What you have to do: Every line below is to be quoted exactly, with nothing added or dropped.

[Records contained in a dataset]
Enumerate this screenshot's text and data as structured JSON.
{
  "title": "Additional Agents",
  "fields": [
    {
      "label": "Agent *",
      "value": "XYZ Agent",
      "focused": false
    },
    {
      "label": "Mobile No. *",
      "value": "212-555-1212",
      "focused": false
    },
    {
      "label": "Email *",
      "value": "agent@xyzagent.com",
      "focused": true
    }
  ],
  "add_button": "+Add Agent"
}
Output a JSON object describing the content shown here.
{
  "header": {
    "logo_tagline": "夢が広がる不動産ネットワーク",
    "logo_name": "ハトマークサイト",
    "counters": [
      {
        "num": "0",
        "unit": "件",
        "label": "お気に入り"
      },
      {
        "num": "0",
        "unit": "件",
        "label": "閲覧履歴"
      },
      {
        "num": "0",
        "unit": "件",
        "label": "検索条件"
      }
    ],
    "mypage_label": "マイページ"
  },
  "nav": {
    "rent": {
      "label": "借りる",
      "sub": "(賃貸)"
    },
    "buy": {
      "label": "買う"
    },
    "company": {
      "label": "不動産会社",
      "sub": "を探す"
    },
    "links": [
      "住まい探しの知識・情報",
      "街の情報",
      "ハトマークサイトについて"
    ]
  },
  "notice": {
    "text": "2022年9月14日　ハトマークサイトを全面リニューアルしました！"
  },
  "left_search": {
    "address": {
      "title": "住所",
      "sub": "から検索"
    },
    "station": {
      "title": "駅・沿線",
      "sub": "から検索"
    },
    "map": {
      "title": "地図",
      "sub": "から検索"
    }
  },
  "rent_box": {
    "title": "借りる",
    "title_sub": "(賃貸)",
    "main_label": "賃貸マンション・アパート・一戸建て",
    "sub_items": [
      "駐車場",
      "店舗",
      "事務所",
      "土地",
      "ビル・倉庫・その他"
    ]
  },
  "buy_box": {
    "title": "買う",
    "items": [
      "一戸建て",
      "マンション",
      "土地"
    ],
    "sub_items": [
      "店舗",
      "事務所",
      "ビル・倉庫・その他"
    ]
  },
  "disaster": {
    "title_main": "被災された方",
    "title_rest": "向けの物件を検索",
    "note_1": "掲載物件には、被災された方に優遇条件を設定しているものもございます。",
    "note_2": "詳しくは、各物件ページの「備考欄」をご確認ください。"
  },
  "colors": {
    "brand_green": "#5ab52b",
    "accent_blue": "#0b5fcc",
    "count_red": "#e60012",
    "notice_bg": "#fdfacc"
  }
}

Result:
Enumerate this screenshot's text and data as structured JSON.
{
  "title": "Additional Agents",
  "fields": [
    {
      "label": "Agent *",
      "value": "XYZ Agent",
      "focused": false
    },
    {
      "label": "Mobile No. *",
      "value": "212-555-1212",
      "focused": false
    },
    {
      "label": "Email *",
      "value": "agent@xyzagent.com",
      "focused": true
    }
  ],
  "add_button": "+Add Agent"
}
Output a JSON object describing the content shown here.
{
  "header": {
    "logo_tagline": "夢が広がる不動産ネットワーク",
    "logo_name": "ハトマークサイト",
    "counters": [
      {
        "num": "0",
        "unit": "件",
        "label": "お気に入り"
      },
      {
        "num": "0",
        "unit": "件",
        "label": "閲覧履歴"
      },
      {
        "num": "0",
        "unit": "件",
        "label": "検索条件"
      }
    ],
    "mypage_label": "マイページ"
  },
  "nav": {
    "rent": {
      "label": "借りる",
      "sub": "(賃貸)"
    },
    "buy": {
      "label": "買う"
    },
    "company": {
      "label": "不動産会社",
      "sub": "を探す"
    },
    "links": [
      "住まい探しの知識・情報",
      "街の情報",
      "ハトマークサイトについて"
    ]
  },
  "notice": {
    "text": "2022年9月14日　ハトマークサイトを全面リニューアルしました！"
  },
  "left_search": {
    "address": {
      "title": "住所",
      "sub": "から検索"
    },
    "station": {
      "title": "駅・沿線",
      "sub": "から検索"
    },
    "map": {
      "title": "地図",
      "sub": "から検索"
    }
  },
  "rent_box": {
    "title": "借りる",
    "title_sub": "(賃貸)",
    "main_label": "賃貸マンション・アパート・一戸建て",
    "sub_items": [
      "駐車場",
      "店舗",
      "事務所",
      "土地",
      "ビル・倉庫・その他"
    ]
  },
  "buy_box": {
    "title": "買う",
    "items": [
      "一戸建て",
      "マンション",
      "土地"
    ],
    "sub_items": [
      "店舗",
      "事務所",
      "ビル・倉庫・その他"
    ]
  },
  "disaster": {
    "title_main": "被災された方",
    "title_rest": "向けの物件を検索",
    "note_1": "掲載物件には、被災された方に優遇条件を設定しているものもございます。",
    "note_2": "詳しくは、各物件ページの「備考欄」をご確認ください。"
  },
  "colors": {
    "brand_green": "#5ab52b",
    "accent_blue": "#0b5fcc",
    "count_red": "#e60012",
    "notice_bg": "#fdfacc"
  }
}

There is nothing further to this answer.